Records contained in a dataset
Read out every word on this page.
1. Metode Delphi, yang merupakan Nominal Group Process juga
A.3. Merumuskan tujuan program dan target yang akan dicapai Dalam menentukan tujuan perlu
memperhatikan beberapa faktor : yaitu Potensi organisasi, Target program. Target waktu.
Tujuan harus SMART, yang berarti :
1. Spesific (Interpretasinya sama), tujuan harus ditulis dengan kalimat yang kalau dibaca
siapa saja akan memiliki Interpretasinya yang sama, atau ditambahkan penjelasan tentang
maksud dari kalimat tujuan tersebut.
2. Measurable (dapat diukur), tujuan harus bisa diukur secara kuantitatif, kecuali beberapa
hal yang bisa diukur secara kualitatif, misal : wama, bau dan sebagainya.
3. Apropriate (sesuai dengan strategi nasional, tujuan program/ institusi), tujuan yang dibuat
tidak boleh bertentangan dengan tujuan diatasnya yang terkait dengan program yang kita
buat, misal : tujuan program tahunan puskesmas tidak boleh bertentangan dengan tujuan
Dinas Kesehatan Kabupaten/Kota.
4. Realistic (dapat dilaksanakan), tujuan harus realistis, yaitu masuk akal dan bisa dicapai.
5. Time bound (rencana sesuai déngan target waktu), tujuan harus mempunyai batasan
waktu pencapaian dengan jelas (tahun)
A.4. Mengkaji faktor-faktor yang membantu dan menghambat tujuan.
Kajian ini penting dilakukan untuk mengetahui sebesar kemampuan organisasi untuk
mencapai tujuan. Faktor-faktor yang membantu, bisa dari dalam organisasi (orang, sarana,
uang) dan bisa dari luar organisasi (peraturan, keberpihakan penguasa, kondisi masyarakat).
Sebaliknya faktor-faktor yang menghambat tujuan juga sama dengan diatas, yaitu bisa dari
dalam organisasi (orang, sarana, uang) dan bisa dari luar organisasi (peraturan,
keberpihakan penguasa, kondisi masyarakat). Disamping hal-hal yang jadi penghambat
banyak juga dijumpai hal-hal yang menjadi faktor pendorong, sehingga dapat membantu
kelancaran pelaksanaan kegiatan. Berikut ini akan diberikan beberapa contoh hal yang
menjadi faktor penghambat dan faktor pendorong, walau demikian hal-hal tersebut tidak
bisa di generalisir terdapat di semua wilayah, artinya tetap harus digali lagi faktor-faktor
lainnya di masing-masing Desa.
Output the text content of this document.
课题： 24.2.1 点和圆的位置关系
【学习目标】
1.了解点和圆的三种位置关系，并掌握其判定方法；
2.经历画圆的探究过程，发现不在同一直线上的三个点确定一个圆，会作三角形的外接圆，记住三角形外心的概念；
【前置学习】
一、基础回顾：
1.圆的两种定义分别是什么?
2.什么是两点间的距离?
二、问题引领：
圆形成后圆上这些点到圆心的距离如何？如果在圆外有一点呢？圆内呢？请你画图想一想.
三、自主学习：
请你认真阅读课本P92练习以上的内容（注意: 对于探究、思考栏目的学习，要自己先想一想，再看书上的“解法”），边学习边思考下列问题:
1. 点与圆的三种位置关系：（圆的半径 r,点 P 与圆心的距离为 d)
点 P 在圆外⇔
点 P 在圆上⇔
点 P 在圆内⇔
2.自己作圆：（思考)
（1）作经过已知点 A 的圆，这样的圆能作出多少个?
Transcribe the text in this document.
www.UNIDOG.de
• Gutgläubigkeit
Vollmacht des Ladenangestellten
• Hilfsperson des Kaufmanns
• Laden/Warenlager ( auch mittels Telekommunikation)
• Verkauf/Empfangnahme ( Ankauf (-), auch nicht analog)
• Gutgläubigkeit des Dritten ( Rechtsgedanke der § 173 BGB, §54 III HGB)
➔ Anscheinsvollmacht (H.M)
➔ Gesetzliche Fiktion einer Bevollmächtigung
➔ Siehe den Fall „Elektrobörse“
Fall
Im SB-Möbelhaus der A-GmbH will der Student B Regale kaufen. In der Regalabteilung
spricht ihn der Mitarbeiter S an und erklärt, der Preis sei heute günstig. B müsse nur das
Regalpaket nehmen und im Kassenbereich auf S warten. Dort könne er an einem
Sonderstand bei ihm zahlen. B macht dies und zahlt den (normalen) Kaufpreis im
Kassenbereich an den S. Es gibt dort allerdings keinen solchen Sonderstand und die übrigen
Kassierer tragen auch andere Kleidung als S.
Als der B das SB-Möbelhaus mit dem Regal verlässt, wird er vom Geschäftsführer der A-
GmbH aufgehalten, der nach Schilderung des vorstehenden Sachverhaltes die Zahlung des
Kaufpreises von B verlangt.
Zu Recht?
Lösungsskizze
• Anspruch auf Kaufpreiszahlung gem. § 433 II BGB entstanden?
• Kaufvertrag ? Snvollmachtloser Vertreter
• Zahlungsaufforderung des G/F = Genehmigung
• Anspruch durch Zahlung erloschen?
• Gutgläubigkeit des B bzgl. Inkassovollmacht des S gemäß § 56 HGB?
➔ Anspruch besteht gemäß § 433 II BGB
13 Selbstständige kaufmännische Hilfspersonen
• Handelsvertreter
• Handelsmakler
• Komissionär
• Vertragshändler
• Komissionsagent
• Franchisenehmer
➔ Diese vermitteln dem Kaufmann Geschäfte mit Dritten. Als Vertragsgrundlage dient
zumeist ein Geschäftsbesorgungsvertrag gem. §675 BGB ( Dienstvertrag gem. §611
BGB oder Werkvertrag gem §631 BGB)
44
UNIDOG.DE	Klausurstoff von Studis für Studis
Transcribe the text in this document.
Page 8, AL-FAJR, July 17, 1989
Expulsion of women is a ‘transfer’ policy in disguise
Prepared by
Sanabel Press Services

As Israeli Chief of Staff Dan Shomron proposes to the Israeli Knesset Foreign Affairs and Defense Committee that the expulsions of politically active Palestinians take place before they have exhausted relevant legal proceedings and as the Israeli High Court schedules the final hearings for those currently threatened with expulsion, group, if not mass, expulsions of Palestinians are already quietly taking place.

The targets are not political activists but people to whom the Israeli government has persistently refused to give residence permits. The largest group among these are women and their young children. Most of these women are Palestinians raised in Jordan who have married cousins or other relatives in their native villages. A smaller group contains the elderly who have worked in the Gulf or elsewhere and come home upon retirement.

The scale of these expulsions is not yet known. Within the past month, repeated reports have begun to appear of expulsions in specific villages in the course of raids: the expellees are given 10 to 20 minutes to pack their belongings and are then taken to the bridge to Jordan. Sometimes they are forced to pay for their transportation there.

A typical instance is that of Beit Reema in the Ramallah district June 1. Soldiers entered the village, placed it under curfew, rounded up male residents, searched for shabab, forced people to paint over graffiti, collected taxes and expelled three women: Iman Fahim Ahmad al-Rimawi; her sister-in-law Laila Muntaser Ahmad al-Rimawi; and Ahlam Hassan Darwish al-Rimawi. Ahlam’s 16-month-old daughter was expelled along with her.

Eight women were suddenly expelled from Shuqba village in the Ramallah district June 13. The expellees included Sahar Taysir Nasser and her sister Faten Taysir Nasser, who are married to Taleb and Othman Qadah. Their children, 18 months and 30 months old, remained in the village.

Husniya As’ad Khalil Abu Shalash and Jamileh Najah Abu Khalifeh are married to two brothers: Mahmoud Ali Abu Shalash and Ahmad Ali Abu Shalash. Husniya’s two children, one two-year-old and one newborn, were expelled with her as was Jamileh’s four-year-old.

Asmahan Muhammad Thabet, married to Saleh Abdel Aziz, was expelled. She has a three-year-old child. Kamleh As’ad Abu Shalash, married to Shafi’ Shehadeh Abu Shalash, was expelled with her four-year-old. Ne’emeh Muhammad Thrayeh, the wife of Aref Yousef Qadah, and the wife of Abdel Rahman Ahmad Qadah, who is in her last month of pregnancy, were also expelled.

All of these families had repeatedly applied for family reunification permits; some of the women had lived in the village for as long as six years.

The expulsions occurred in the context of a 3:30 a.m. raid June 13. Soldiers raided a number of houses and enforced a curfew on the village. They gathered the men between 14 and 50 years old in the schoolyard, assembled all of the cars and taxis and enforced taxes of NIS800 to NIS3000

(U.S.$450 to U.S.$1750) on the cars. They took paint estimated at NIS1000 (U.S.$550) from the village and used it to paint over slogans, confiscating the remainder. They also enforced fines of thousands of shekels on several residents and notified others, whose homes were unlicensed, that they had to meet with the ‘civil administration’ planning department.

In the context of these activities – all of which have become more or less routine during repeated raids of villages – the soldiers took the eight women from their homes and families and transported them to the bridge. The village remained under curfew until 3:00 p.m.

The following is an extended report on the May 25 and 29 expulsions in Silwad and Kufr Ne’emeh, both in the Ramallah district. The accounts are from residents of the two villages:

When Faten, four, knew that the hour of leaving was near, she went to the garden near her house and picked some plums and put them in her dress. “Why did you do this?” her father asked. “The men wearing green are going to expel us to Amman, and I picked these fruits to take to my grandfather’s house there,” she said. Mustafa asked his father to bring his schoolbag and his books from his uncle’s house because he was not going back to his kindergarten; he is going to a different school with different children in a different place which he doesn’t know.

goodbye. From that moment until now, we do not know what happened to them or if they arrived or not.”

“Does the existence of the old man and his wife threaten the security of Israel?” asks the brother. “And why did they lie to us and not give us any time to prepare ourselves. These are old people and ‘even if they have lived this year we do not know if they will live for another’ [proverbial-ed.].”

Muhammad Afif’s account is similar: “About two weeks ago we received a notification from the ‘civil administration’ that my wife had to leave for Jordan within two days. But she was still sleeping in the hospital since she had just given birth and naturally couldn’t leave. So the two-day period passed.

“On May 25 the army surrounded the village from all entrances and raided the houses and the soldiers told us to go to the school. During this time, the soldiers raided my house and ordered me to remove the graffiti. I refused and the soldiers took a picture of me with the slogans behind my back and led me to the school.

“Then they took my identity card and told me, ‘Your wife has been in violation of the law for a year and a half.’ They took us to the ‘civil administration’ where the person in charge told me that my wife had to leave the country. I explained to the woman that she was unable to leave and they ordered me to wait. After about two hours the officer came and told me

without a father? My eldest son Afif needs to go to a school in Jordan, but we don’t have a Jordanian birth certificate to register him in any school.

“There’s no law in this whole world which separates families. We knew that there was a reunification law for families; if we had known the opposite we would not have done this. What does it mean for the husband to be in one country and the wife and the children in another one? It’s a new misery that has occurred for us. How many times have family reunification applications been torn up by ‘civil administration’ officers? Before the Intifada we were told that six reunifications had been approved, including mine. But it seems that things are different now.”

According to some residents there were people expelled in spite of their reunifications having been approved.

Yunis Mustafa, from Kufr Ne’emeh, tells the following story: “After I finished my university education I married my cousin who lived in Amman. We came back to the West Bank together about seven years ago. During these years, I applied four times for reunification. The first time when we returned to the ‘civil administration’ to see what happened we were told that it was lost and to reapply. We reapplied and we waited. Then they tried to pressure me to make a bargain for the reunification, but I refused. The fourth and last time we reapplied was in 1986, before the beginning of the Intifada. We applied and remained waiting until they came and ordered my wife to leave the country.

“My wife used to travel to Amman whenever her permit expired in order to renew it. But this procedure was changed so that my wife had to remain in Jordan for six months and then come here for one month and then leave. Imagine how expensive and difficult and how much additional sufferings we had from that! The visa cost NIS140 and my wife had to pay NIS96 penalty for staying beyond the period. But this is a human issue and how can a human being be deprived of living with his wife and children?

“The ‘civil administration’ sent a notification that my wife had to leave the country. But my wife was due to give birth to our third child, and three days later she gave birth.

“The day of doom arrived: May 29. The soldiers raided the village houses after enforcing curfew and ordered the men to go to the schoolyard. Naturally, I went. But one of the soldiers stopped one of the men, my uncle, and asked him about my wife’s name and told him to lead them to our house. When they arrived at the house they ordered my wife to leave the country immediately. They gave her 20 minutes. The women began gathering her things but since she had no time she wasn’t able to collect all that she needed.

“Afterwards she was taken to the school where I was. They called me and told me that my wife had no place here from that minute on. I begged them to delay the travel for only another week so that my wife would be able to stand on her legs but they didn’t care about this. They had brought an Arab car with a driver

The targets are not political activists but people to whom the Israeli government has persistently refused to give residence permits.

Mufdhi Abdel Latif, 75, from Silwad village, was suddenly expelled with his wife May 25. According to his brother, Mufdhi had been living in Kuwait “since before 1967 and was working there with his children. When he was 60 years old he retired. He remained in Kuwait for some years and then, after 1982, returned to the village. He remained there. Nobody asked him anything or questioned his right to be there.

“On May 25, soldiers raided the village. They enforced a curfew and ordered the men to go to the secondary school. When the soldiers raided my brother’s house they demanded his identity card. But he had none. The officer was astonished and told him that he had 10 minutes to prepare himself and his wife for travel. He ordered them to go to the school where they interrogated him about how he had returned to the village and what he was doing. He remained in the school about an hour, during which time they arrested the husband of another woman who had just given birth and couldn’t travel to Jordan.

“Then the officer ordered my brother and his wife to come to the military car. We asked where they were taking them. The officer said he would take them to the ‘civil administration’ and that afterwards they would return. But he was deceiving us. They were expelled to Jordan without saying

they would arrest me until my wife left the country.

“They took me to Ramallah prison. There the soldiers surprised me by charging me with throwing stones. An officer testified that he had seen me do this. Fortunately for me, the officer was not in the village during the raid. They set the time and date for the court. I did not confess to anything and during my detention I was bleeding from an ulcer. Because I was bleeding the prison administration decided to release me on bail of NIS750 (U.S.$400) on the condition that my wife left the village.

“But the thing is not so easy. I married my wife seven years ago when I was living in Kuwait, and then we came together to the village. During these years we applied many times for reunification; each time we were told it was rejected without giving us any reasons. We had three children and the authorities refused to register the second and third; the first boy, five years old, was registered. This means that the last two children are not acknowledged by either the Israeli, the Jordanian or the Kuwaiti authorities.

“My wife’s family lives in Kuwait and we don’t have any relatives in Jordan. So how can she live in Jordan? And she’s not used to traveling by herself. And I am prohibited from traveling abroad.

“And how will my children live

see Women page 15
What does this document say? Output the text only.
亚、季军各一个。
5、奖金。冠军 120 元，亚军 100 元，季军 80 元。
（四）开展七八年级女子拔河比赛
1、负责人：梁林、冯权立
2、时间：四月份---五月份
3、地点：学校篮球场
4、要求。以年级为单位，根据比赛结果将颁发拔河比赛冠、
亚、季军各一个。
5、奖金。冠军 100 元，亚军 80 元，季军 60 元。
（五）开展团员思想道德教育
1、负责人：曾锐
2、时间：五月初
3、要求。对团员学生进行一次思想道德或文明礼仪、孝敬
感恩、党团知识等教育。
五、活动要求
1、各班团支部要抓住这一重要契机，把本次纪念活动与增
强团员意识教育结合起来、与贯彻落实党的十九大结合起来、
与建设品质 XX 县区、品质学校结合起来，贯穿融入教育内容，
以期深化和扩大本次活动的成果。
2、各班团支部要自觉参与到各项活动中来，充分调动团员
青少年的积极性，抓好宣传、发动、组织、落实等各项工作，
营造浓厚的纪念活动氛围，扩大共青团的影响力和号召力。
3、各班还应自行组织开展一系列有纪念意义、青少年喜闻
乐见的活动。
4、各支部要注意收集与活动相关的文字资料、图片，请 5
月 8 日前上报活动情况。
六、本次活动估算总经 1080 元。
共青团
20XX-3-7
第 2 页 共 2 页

● **PROBLEM TO WORK ON**: Gather all lines of the records that include the word "raids".

● **EXERCISE RESULT**:
The scale of these expulsions is not yet known. Within the past month, repeated reports have begun to appear of expulsions in specific villages in the course of raids: the expellees are given 10 to 20 minutes to pack their belongings and are then taken to the bridge to Jordan. Sometimes they are forced to pay for their transportation there.
In the context of these activities – all of which have become more or less routine during repeated raids of villages – the soldiers took the eight women from their homes and families and transported them to the bridge. The village remained under curfew until 3:00 p.m.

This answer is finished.